Provided material ->

==========

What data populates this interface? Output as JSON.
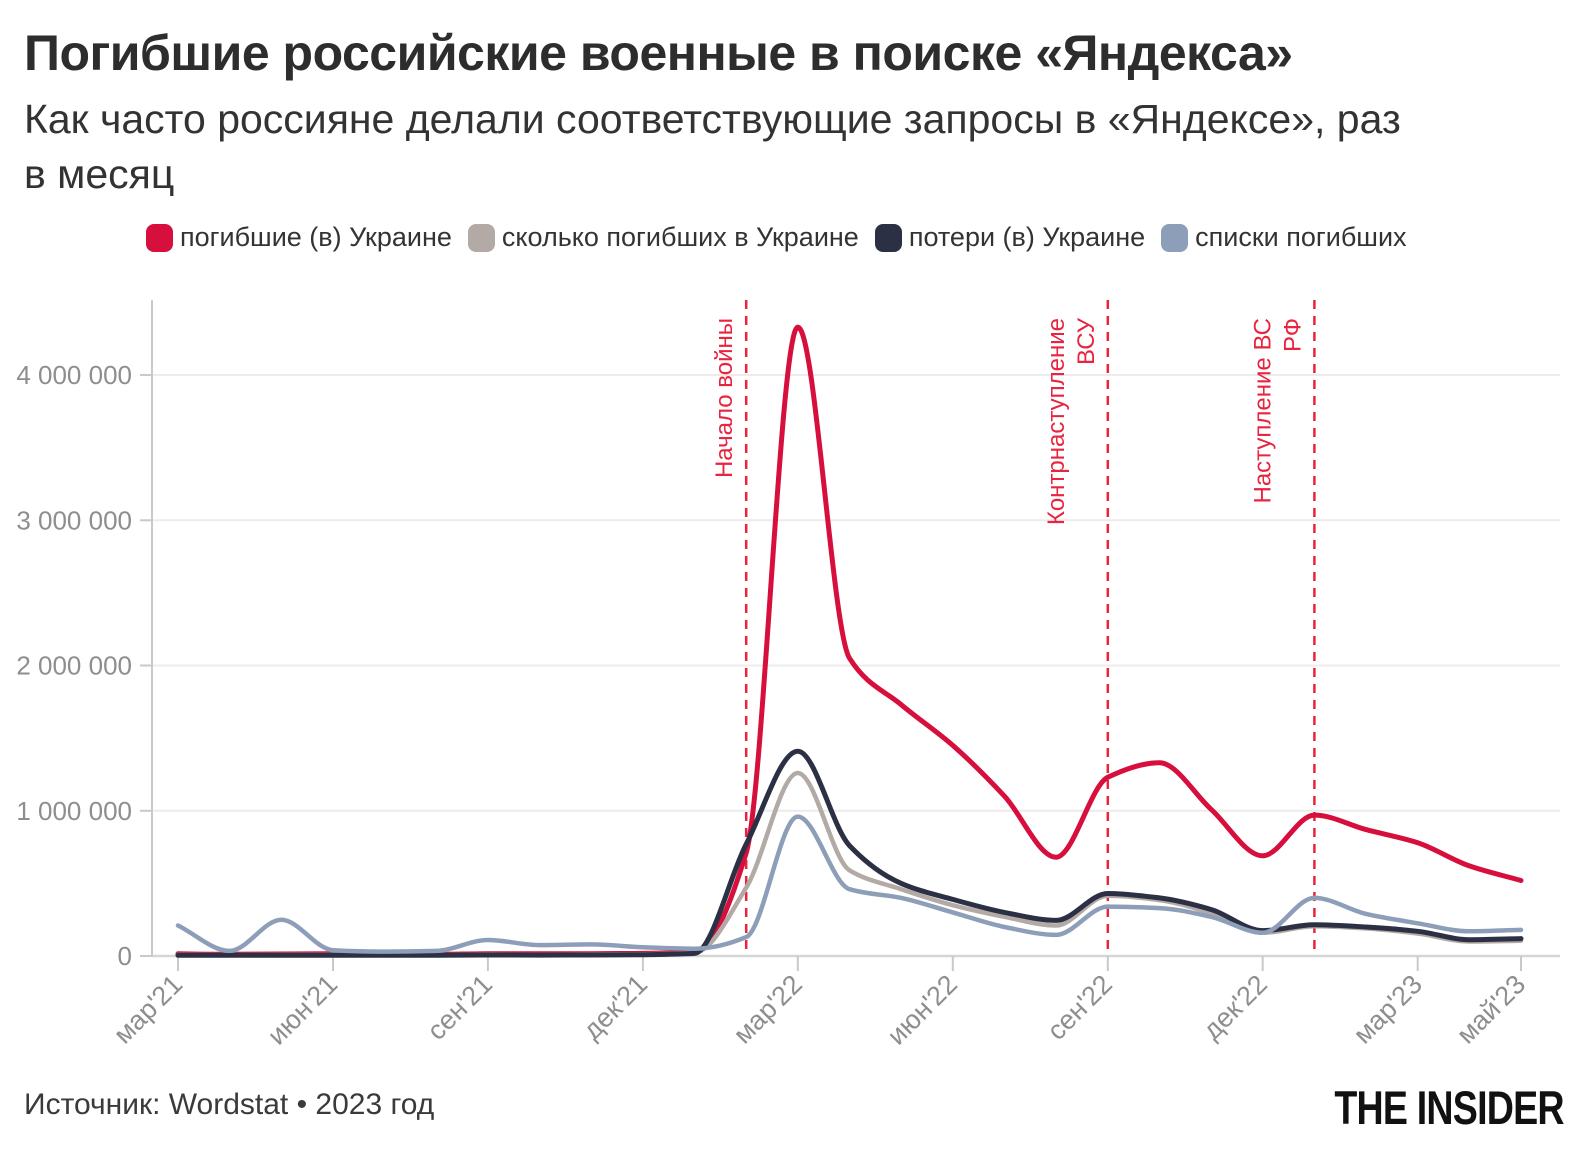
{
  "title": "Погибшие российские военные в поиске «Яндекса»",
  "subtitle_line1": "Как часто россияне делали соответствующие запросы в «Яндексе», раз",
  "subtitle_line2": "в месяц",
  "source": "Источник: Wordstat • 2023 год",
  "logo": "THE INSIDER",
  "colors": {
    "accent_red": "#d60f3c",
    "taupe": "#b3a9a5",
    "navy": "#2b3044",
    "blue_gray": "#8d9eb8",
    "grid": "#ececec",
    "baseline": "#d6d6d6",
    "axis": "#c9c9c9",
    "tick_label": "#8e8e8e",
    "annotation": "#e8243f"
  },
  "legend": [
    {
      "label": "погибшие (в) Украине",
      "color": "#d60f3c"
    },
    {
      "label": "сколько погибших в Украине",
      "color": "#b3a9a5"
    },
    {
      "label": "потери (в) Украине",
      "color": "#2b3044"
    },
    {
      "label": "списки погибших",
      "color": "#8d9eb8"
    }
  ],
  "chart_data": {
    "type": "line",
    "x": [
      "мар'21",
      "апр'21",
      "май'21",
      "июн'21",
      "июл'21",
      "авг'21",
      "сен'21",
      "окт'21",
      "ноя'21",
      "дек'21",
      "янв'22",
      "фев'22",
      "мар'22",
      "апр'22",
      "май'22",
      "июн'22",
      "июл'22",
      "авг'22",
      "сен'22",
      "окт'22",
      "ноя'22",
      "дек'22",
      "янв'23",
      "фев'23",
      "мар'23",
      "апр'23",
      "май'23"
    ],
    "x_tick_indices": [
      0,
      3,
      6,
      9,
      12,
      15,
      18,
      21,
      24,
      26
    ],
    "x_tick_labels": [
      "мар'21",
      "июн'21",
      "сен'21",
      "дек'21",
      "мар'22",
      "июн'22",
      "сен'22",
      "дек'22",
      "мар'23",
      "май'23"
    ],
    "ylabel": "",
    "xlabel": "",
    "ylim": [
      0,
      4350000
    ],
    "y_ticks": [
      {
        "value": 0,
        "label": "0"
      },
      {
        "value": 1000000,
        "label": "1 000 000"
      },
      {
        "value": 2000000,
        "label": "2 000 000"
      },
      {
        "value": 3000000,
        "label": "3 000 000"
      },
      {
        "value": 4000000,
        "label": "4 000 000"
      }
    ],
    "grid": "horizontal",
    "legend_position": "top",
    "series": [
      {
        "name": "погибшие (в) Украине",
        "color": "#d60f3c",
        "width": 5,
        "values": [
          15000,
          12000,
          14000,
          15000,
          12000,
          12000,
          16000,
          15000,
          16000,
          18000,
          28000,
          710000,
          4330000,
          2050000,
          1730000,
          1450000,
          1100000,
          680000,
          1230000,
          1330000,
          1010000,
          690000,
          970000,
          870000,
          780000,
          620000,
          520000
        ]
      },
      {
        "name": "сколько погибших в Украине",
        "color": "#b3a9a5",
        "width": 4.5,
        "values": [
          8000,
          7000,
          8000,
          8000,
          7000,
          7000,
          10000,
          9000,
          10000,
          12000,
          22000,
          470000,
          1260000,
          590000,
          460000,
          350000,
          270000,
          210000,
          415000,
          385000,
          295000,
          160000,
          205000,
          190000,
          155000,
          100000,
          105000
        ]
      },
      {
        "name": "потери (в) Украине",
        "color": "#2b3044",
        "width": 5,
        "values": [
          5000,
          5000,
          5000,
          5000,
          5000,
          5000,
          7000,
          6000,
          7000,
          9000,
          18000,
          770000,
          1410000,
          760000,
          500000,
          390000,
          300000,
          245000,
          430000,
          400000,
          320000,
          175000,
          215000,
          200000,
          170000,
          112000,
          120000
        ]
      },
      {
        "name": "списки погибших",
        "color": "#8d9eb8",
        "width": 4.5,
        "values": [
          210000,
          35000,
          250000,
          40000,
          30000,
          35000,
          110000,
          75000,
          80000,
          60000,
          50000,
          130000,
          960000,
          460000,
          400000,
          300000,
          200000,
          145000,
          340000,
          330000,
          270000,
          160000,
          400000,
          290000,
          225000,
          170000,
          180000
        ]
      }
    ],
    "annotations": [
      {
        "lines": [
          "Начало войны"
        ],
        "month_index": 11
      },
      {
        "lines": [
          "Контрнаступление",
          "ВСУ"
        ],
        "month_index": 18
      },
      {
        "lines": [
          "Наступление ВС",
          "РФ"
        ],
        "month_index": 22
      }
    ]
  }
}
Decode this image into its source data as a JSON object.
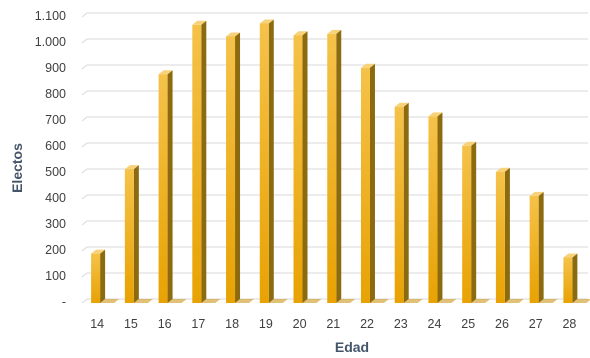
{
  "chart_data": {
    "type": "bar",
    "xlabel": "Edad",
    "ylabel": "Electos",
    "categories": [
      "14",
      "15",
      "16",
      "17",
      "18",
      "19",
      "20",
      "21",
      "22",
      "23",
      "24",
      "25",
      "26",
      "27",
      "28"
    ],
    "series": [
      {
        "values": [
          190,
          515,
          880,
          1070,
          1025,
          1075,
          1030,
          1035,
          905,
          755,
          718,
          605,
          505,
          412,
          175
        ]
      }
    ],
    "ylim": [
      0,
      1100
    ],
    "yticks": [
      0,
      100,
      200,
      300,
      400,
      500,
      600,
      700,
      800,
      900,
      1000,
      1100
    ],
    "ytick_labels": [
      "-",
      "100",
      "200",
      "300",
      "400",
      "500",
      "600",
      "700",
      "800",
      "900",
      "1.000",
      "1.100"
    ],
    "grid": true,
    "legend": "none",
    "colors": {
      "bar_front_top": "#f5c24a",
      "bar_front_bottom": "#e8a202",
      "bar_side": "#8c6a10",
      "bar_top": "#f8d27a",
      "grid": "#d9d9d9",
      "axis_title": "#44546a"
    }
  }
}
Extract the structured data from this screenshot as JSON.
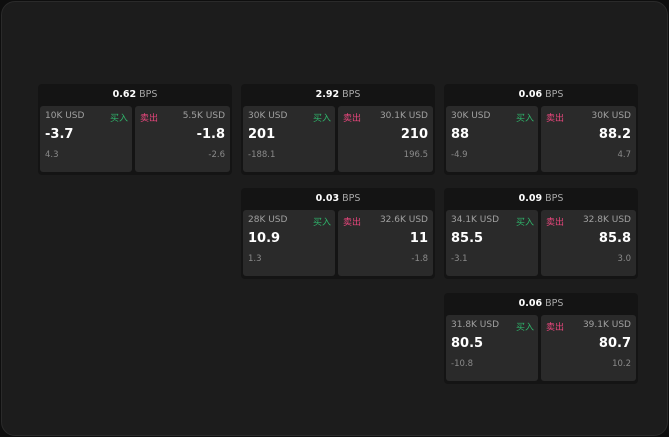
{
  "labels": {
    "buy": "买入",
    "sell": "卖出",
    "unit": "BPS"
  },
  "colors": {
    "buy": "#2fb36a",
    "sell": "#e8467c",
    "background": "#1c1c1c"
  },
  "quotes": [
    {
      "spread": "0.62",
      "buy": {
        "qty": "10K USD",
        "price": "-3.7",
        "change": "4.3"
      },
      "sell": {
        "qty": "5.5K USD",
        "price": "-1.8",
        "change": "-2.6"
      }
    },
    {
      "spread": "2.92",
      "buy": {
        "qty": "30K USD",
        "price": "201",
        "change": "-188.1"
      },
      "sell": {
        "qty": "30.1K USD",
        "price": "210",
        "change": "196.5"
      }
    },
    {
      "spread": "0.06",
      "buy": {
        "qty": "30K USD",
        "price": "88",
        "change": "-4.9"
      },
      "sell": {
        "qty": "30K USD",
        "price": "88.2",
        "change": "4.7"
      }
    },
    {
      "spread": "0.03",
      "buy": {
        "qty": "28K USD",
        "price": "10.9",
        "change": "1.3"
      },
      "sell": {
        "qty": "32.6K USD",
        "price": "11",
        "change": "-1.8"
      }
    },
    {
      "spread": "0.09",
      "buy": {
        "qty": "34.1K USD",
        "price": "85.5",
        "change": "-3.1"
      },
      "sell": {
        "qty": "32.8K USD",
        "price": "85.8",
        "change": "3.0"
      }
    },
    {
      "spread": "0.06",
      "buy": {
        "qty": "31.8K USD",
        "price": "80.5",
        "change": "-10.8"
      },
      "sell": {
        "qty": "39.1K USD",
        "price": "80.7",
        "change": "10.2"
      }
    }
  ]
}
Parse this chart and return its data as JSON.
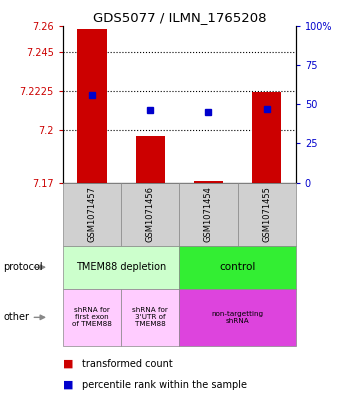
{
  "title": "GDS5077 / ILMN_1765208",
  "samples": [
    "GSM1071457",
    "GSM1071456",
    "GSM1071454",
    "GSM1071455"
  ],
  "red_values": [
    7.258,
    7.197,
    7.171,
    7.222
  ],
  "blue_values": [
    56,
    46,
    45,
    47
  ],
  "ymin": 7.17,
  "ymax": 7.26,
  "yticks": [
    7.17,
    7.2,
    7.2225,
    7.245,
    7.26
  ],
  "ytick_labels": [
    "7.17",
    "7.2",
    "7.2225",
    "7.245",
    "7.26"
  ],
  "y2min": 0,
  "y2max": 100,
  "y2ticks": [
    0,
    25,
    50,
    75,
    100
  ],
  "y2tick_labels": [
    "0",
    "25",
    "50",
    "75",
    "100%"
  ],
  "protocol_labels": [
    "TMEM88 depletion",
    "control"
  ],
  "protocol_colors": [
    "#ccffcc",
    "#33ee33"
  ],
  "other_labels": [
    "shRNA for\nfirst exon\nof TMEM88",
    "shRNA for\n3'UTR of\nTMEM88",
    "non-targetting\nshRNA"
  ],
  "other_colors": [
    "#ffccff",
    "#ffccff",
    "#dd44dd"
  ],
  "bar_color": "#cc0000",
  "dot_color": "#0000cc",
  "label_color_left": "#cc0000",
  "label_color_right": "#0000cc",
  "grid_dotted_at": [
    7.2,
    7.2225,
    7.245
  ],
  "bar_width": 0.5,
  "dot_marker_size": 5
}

==========

Your task ->
Copy out every line that includes the word "change".

Complete response ->
        "change": "4.3"
        "change": "-2.6"
        "change": "-188.1"
        "change": "196.5"
        "change": "-4.9"
        "change": "4.7"
        "change": "1.3"
        "change": "-1.8"
        "change": "-3.1"
        "change": "3.0"
        "change": "-10.8"
        "change": "10.2"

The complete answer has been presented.